-- Begin PROVIDED DATA --

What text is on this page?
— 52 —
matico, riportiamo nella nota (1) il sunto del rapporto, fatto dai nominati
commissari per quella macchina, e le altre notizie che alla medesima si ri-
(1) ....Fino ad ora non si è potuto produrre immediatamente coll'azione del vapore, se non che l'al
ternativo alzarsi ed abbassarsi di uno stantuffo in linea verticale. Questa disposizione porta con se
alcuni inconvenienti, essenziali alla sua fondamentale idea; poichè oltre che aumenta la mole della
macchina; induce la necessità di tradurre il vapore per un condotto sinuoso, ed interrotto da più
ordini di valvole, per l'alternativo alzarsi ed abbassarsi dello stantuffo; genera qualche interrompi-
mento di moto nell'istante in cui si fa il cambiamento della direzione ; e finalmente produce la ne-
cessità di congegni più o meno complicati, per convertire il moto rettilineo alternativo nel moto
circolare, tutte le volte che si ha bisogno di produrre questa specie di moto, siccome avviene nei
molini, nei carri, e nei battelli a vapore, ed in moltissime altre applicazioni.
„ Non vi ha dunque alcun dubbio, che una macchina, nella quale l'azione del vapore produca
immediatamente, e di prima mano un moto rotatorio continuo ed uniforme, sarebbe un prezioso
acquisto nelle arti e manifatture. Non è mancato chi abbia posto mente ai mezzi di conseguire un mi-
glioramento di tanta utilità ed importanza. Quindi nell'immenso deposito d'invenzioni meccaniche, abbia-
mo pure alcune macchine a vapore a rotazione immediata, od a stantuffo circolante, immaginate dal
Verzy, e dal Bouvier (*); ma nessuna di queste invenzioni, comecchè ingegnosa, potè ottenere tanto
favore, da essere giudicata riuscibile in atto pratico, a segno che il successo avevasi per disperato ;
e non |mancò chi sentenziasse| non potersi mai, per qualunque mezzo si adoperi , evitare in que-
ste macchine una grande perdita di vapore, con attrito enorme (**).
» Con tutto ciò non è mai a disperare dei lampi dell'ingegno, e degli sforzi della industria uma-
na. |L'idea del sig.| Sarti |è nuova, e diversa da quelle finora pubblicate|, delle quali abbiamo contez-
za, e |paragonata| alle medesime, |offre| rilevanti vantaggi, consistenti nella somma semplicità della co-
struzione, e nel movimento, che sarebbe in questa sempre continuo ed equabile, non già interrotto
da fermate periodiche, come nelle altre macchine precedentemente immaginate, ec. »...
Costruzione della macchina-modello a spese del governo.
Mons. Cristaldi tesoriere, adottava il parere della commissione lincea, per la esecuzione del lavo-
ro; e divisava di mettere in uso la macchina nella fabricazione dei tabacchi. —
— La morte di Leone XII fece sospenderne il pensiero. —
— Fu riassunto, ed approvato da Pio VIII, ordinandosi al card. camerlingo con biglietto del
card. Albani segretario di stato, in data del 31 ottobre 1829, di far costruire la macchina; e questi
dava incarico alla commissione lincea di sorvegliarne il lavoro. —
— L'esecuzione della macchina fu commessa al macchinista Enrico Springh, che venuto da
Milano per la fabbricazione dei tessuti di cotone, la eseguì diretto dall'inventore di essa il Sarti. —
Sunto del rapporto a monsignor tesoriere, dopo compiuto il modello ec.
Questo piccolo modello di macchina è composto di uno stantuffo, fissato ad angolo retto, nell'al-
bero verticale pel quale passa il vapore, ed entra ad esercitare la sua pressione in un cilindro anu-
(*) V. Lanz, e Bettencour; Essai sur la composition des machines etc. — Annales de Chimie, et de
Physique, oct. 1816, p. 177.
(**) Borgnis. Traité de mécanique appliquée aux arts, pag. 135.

-- End PROVIDED DATA --

DIRECTION: Find and count the lines of the data that include the string "abbassarsi", and report that figure by itself.

WRITTEN REPLY: 2